_DIRECTIONS FOR THIS TASK_
In the entries below, identify every line with the string "Lucida" and copy it.
━━━ DATASET EXCERPTS ━━━
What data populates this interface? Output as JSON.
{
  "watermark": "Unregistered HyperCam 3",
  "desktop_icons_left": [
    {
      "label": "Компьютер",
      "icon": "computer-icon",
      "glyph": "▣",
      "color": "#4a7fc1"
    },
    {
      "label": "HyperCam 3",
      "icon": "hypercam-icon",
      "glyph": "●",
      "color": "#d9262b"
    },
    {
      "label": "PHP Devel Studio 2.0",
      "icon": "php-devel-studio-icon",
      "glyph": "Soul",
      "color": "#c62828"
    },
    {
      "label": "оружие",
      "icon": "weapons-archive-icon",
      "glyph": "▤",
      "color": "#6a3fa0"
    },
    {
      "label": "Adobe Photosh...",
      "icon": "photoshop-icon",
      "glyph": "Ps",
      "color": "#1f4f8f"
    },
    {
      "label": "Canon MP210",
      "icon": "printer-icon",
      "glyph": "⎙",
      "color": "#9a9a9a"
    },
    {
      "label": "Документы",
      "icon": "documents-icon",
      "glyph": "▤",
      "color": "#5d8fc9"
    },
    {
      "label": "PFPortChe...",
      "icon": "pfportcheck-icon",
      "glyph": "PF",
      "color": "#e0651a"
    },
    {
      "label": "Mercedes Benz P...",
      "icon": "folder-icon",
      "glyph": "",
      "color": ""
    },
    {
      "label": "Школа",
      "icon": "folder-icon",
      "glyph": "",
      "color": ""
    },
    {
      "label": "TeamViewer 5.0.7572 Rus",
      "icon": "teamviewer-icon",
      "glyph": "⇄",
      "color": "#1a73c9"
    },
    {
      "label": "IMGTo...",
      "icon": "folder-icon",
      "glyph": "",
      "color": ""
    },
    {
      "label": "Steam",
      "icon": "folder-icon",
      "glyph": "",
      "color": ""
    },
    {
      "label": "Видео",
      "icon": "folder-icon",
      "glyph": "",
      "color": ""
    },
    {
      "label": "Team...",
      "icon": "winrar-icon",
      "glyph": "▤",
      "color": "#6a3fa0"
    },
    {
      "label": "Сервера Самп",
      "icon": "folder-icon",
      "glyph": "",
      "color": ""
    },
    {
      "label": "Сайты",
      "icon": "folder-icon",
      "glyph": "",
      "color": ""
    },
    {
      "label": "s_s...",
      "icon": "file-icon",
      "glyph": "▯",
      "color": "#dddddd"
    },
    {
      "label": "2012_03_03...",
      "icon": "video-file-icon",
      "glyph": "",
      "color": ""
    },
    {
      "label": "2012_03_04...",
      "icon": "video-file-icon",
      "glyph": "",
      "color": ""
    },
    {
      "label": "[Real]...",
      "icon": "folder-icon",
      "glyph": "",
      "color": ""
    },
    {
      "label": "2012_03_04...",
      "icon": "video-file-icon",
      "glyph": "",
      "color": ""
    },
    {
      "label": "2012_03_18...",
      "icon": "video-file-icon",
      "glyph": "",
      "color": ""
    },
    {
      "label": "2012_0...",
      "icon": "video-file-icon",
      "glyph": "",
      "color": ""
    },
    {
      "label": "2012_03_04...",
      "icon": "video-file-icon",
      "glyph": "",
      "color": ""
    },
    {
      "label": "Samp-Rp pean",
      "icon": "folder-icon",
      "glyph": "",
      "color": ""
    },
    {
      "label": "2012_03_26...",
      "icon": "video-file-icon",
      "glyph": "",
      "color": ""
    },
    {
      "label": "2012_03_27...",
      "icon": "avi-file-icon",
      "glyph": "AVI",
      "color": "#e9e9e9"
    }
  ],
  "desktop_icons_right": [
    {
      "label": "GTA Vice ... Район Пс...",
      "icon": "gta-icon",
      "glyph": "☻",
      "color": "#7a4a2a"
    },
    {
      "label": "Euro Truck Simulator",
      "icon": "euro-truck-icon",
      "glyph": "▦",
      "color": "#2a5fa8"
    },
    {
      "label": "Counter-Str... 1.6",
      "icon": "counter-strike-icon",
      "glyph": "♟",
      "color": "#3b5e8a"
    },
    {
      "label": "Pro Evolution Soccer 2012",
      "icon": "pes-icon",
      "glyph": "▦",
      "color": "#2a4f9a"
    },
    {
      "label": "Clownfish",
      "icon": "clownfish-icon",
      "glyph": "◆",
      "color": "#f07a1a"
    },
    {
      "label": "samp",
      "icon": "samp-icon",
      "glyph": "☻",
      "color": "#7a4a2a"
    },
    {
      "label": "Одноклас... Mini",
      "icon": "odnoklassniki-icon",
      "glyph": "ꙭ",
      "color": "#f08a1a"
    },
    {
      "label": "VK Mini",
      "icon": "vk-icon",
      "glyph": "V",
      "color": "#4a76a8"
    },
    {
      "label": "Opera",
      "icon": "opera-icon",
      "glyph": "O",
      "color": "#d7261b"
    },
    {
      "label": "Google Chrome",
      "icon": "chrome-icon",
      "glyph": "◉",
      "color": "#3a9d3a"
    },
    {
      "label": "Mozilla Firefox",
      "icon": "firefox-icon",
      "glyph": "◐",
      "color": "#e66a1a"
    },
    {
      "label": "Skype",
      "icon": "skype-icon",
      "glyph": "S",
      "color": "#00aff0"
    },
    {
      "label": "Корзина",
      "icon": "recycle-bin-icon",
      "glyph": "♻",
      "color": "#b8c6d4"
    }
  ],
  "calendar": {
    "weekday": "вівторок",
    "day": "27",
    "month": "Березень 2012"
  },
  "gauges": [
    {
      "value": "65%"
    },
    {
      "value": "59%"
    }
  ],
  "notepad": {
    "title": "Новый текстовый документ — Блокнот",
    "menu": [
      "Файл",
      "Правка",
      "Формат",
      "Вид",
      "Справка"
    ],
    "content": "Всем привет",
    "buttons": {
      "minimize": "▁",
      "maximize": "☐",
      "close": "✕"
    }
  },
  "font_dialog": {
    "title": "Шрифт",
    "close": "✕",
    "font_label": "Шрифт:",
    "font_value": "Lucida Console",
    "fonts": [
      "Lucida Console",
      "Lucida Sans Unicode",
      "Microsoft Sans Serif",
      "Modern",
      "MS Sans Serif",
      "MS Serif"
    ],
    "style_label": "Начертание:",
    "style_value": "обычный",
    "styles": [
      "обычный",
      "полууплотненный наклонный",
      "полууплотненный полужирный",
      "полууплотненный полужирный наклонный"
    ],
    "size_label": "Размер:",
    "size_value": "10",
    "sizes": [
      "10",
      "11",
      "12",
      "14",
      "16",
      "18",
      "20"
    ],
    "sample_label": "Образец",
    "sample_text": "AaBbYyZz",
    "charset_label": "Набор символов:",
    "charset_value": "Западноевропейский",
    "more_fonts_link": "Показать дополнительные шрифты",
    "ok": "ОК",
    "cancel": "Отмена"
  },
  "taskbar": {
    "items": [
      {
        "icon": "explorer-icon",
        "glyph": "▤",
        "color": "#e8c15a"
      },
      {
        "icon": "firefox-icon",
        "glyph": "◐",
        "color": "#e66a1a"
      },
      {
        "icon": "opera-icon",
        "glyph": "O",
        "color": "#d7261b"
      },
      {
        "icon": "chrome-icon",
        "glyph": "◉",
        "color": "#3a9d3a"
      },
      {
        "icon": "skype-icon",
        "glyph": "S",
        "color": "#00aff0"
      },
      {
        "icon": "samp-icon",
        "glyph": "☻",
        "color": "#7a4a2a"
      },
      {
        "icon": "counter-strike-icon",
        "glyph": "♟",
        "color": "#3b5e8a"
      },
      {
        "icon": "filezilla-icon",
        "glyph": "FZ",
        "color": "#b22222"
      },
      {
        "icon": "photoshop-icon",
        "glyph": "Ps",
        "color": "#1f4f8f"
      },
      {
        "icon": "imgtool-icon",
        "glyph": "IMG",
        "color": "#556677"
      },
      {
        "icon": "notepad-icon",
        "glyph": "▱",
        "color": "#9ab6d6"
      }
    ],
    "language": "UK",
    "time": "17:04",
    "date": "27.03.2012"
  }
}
━━━
_WORKED ANSWER_
    "font_value": "Lucida Console",
      "Lucida Console",
      "Lucida Sans Unicode",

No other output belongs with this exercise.